§ **Input material**:
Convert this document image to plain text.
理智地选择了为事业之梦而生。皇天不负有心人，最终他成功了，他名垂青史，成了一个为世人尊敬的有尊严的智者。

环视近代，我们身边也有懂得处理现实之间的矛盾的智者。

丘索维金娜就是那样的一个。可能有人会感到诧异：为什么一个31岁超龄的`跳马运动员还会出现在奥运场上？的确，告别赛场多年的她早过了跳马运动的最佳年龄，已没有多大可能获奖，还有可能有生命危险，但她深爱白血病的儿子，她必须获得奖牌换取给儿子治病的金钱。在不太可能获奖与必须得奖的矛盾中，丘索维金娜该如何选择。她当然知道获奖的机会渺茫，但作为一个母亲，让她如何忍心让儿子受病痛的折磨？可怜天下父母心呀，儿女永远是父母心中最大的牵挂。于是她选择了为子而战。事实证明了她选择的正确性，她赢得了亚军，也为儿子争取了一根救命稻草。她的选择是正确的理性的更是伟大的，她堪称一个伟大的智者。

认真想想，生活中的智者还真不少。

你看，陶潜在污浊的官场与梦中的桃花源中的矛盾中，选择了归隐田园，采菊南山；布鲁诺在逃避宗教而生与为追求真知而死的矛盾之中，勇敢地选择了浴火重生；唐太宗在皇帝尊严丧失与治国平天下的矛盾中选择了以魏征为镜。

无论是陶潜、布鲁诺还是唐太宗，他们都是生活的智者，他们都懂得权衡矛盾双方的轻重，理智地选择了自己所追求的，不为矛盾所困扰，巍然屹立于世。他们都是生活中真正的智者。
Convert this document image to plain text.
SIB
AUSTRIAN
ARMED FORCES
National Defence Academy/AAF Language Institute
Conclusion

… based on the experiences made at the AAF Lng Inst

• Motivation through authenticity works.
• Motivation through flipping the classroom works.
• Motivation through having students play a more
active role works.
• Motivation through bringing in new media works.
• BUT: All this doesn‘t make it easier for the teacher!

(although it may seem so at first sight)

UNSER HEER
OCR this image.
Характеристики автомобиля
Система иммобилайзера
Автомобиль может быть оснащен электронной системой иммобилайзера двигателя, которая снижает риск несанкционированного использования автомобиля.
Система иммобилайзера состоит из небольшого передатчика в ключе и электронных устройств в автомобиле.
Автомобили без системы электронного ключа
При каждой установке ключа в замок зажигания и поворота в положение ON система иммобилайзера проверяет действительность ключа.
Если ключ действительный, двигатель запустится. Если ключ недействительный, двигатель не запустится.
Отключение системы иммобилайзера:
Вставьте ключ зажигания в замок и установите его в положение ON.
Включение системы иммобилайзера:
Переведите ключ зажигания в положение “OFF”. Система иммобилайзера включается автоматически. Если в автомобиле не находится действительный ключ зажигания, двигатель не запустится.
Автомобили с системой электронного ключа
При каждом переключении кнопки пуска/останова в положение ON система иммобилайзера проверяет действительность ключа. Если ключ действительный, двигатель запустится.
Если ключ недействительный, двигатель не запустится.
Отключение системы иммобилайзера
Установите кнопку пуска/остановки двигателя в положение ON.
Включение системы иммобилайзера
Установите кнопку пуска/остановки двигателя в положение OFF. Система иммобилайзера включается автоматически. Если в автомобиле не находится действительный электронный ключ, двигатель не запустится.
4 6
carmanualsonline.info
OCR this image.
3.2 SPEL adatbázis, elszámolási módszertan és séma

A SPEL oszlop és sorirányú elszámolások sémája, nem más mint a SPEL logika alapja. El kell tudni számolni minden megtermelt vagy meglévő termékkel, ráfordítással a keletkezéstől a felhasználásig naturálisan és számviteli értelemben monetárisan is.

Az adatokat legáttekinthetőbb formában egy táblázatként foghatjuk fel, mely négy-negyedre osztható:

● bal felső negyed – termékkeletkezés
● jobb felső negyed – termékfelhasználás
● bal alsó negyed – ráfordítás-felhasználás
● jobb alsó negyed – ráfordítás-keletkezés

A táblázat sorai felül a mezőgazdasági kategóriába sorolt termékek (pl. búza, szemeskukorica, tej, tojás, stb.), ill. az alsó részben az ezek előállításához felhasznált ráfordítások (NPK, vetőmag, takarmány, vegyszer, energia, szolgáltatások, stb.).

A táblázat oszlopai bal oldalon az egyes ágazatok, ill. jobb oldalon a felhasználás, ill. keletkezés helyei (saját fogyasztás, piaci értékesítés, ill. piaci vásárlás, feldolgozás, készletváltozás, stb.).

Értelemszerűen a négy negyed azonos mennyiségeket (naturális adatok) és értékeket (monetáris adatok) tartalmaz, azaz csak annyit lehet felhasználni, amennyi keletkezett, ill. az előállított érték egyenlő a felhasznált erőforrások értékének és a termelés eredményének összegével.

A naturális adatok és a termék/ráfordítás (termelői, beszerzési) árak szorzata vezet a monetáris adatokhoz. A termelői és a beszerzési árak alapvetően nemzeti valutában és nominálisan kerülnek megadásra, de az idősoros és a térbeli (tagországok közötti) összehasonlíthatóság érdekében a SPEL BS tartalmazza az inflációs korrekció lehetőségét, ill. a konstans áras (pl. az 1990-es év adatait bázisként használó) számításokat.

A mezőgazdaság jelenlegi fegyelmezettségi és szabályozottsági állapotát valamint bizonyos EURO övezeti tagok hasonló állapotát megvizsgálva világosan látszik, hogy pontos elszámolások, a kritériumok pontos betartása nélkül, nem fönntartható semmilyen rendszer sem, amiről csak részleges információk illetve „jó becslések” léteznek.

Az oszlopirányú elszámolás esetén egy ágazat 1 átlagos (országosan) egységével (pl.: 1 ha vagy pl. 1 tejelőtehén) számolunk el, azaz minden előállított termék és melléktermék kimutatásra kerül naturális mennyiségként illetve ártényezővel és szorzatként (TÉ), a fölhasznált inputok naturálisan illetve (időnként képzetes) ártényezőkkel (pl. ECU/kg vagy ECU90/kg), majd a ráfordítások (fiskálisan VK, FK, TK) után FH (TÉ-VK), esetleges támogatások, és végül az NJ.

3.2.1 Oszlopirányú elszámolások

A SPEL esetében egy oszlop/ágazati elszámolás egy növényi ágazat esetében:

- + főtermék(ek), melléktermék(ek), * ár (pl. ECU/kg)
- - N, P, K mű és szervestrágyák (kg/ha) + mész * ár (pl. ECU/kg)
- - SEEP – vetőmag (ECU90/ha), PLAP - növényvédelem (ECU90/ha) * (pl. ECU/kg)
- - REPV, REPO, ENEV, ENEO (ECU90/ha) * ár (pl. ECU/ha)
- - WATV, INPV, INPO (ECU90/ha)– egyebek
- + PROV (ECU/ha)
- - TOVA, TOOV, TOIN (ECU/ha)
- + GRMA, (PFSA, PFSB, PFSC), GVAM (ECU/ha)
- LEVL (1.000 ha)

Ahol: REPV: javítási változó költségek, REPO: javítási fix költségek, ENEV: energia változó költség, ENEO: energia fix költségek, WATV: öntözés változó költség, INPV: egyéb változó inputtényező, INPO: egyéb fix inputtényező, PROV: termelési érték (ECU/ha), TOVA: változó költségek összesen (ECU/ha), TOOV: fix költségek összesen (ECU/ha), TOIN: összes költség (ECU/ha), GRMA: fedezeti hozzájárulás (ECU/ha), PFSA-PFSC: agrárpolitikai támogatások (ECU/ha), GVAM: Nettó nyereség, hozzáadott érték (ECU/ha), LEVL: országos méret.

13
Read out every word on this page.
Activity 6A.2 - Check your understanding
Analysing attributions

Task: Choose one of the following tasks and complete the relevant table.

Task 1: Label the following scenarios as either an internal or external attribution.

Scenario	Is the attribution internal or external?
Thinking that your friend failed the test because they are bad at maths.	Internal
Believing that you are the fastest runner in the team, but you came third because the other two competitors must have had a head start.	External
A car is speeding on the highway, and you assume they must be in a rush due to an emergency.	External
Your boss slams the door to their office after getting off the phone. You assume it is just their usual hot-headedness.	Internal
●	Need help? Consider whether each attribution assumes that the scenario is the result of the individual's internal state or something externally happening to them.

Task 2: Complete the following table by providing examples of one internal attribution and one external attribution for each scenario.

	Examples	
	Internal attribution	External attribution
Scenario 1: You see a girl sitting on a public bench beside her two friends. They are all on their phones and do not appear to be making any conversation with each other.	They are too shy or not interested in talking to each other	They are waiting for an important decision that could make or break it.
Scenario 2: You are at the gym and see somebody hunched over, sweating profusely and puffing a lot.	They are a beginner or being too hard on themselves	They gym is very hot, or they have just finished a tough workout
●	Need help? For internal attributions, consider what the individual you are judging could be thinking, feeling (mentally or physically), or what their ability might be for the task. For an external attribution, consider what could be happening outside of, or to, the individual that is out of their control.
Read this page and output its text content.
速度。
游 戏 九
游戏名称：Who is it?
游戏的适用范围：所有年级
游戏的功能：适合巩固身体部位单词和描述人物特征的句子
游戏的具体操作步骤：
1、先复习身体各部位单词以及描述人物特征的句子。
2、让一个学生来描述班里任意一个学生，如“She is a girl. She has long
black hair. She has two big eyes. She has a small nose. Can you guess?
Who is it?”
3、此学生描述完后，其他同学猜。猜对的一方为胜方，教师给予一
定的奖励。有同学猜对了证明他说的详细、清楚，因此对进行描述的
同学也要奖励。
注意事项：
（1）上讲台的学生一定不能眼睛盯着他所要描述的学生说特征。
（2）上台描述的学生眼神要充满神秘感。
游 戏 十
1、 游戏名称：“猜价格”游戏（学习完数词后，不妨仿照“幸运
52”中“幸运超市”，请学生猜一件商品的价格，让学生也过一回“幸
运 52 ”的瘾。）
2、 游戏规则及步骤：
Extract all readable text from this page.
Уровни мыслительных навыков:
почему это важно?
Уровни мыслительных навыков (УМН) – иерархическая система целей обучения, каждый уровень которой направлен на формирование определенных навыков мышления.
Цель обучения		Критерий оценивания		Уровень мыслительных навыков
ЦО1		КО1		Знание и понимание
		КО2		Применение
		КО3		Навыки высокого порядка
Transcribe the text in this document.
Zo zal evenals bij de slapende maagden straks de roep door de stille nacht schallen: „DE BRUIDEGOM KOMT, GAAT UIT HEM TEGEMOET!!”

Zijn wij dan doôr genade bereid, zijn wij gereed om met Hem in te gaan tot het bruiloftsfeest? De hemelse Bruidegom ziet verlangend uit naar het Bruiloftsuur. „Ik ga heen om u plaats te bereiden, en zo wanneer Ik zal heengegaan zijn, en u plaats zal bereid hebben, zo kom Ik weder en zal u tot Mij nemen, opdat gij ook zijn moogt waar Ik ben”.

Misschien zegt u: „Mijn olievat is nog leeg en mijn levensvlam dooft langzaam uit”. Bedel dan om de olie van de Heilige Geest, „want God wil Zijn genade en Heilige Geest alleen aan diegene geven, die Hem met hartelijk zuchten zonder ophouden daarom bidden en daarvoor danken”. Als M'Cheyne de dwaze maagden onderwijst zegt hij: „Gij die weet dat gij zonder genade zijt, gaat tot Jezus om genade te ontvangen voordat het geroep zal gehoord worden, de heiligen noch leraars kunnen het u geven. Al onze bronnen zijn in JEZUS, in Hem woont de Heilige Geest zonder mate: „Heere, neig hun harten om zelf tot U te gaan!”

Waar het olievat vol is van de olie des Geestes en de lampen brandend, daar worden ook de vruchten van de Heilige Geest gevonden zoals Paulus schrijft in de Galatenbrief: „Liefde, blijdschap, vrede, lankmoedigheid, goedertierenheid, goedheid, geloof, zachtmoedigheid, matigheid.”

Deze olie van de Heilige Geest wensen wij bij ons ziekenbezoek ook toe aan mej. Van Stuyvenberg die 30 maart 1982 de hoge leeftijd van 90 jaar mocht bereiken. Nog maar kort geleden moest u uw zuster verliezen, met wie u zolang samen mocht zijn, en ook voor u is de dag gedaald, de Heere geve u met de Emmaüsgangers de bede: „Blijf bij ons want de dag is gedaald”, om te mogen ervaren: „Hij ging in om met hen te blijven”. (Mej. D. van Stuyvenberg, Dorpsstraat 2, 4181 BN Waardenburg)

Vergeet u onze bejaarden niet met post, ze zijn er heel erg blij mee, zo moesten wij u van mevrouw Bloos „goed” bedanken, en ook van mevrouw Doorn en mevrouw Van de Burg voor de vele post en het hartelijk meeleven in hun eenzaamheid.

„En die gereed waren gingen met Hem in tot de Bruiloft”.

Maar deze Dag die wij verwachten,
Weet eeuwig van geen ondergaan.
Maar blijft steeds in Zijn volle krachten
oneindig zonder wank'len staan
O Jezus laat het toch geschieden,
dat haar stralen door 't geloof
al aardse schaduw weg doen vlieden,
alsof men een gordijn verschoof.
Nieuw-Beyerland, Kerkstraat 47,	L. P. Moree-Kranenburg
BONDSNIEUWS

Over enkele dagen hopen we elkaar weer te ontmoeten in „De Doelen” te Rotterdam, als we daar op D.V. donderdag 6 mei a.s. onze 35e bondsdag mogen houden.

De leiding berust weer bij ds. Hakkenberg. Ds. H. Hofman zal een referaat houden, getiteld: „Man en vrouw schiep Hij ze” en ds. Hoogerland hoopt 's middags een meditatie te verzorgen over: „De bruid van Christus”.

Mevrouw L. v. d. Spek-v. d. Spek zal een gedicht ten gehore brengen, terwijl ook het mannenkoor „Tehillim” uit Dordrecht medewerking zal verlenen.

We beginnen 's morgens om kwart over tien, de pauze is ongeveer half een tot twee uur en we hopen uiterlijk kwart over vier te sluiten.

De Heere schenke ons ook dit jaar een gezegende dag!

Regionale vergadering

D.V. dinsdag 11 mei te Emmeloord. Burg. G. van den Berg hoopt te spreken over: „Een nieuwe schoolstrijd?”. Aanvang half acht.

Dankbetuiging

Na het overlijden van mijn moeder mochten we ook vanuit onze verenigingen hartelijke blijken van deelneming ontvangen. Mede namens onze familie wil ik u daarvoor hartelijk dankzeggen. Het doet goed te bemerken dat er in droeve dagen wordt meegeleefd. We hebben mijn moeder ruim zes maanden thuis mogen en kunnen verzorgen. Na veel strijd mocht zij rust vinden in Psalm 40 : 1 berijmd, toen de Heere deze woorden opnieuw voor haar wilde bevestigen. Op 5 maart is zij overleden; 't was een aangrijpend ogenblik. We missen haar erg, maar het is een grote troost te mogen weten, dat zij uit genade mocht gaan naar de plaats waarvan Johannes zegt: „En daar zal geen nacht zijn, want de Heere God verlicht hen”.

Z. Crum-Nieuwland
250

§ **Task directions**: Select all lines in the listing that include the word "hoopt".

§ **Exercise result**:
De leiding berust weer bij ds. Hakkenberg. Ds. H. Hofman zal een referaat houden, getiteld: „Man en vrouw schiep Hij ze” en ds. Hoogerland hoopt 's middags een meditatie te verzorgen over: „De bruid van Christus”.
D.V. dinsdag 11 mei te Emmeloord. Burg. G. van den Berg hoopt te spreken over: „Een nieuwe schoolstrijd?”. Aanvang half acht.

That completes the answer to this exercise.